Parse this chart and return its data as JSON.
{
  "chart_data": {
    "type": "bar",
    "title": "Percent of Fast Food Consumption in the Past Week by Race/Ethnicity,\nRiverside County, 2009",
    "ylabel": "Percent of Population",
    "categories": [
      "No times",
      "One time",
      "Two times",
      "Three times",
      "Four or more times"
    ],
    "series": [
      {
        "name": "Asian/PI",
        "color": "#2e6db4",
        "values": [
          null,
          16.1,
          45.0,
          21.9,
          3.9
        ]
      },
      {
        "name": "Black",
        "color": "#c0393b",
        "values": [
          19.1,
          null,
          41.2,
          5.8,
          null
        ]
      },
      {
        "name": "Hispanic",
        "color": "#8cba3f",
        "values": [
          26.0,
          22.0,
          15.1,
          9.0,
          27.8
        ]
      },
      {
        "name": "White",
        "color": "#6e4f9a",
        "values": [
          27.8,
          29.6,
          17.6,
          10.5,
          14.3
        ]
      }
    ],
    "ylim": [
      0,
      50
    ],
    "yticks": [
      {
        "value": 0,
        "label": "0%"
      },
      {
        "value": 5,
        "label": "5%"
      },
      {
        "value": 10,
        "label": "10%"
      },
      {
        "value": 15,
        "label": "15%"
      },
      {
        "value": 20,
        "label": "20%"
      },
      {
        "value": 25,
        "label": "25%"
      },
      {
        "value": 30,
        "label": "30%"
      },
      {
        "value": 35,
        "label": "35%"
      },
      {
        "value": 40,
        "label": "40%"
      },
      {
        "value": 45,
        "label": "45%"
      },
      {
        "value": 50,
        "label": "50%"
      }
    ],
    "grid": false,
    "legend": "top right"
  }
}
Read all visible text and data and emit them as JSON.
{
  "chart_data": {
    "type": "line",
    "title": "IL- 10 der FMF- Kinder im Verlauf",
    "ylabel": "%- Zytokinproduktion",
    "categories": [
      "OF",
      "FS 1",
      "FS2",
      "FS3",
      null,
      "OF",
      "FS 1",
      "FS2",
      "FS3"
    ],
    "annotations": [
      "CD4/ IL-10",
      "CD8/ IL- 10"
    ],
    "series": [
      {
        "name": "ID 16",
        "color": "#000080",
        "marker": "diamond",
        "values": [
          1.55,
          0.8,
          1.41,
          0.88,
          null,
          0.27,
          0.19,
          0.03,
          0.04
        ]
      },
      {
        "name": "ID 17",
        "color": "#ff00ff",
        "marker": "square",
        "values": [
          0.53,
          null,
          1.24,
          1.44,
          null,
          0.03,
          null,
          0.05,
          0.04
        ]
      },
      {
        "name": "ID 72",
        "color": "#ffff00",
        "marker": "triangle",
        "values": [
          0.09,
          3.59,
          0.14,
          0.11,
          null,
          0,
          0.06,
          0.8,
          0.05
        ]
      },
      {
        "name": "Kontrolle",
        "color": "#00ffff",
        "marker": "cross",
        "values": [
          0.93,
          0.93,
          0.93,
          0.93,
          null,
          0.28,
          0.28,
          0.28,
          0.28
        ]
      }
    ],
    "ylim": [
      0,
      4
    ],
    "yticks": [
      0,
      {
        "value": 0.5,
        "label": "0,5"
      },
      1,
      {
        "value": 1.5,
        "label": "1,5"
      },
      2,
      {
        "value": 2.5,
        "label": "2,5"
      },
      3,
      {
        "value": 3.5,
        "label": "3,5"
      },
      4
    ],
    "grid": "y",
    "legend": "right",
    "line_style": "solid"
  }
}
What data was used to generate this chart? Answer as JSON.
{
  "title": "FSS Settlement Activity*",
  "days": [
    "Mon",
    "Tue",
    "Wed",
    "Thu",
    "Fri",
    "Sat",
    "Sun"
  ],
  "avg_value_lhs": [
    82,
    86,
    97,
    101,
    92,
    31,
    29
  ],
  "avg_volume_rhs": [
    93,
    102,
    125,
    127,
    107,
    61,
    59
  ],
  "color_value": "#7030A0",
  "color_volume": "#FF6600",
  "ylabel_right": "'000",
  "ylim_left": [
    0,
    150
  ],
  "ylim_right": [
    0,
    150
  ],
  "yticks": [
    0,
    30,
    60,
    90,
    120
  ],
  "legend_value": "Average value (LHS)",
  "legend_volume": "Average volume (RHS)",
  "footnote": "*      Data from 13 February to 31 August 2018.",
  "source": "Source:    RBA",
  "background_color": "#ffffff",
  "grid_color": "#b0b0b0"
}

--*--

Output all of the material, please, exactly as it stands.

Parse this chart and return its data as JSON.
{
  "chart_data": {
    "type": "bar",
    "title": "Percent of Fast Food Consumption in the Past Week by Race/Ethnicity,\nRiverside County, 2009",
    "ylabel": "Percent of Population",
    "categories": [
      "No times",
      "One time",
      "Two times",
      "Three times",
      "Four or more times"
    ],
    "series": [
      {
        "name": "Asian/PI",
        "color": "#2e6db4",
        "values": [
          null,
          16.1,
          45.0,
          21.9,
          3.9
        ]
      },
      {
        "name": "Black",
        "color": "#c0393b",
        "values": [
          19.1,
          null,
          41.2,
          5.8,
          null
        ]
      },
      {
        "name": "Hispanic",
        "color": "#8cba3f",
        "values": [
          26.0,
          22.0,
          15.1,
          9.0,
          27.8
        ]
      },
      {
        "name": "White",
        "color": "#6e4f9a",
        "values": [
          27.8,
          29.6,
          17.6,
          10.5,
          14.3
        ]
      }
    ],
    "ylim": [
      0,
      50
    ],
    "yticks": [
      {
        "value": 0,
        "label": "0%"
      },
      {
        "value": 5,
        "label": "5%"
      },
      {
        "value": 10,
        "label": "10%"
      },
      {
        "value": 15,
        "label": "15%"
      },
      {
        "value": 20,
        "label": "20%"
      },
      {
        "value": 25,
        "label": "25%"
      },
      {
        "value": 30,
        "label": "30%"
      },
      {
        "value": 35,
        "label": "35%"
      },
      {
        "value": 40,
        "label": "40%"
      },
      {
        "value": 45,
        "label": "45%"
      },
      {
        "value": 50,
        "label": "50%"
      }
    ],
    "grid": false,
    "legend": "top right"
  }
}
Read all visible text and data and emit them as JSON.
{
  "chart_data": {
    "type": "line",
    "title": "IL- 10 der FMF- Kinder im Verlauf",
    "ylabel": "%- Zytokinproduktion",
    "categories": [
      "OF",
      "FS 1",
      "FS2",
      "FS3",
      null,
      "OF",
      "FS 1",
      "FS2",
      "FS3"
    ],
    "annotations": [
      "CD4/ IL-10",
      "CD8/ IL- 10"
    ],
    "series": [
      {
        "name": "ID 16",
        "color": "#000080",
        "marker": "diamond",
        "values": [
          1.55,
          0.8,
          1.41,
          0.88,
          null,
          0.27,
          0.19,
          0.03,
          0.04
        ]
      },
      {
        "name": "ID 17",
        "color": "#ff00ff",
        "marker": "square",
        "values": [
          0.53,
          null,
          1.24,
          1.44,
          null,
          0.03,
          null,
          0.05,
          0.04
        ]
      },
      {
        "name": "ID 72",
        "color": "#ffff00",
        "marker": "triangle",
        "values": [
          0.09,
          3.59,
          0.14,
          0.11,
          null,
          0,
          0.06,
          0.8,
          0.05
        ]
      },
      {
        "name": "Kontrolle",
        "color": "#00ffff",
        "marker": "cross",
        "values": [
          0.93,
          0.93,
          0.93,
          0.93,
          null,
          0.28,
          0.28,
          0.28,
          0.28
        ]
      }
    ],
    "ylim": [
      0,
      4
    ],
    "yticks": [
      0,
      {
        "value": 0.5,
        "label": "0,5"
      },
      1,
      {
        "value": 1.5,
        "label": "1,5"
      },
      2,
      {
        "value": 2.5,
        "label": "2,5"
      },
      3,
      {
        "value": 3.5,
        "label": "3,5"
      },
      4
    ],
    "grid": "y",
    "legend": "right",
    "line_style": "solid"
  }
}
What data was used to generate this chart? Answer as JSON.
{
  "title": "FSS Settlement Activity*",
  "days": [
    "Mon",
    "Tue",
    "Wed",
    "Thu",
    "Fri",
    "Sat",
    "Sun"
  ],
  "avg_value_lhs": [
    82,
    86,
    97,
    101,
    92,
    31,
    29
  ],
  "avg_volume_rhs": [
    93,
    102,
    125,
    127,
    107,
    61,
    59
  ],
  "color_value": "#7030A0",
  "color_volume": "#FF6600",
  "ylabel_right": "'000",
  "ylim_left": [
    0,
    150
  ],
  "ylim_right": [
    0,
    150
  ],
  "yticks": [
    0,
    30,
    60,
    90,
    120
  ],
  "legend_value": "Average value (LHS)",
  "legend_volume": "Average volume (RHS)",
  "footnote": "*      Data from 13 February to 31 August 2018.",
  "source": "Source:    RBA",
  "background_color": "#ffffff",
  "grid_color": "#b0b0b0"
}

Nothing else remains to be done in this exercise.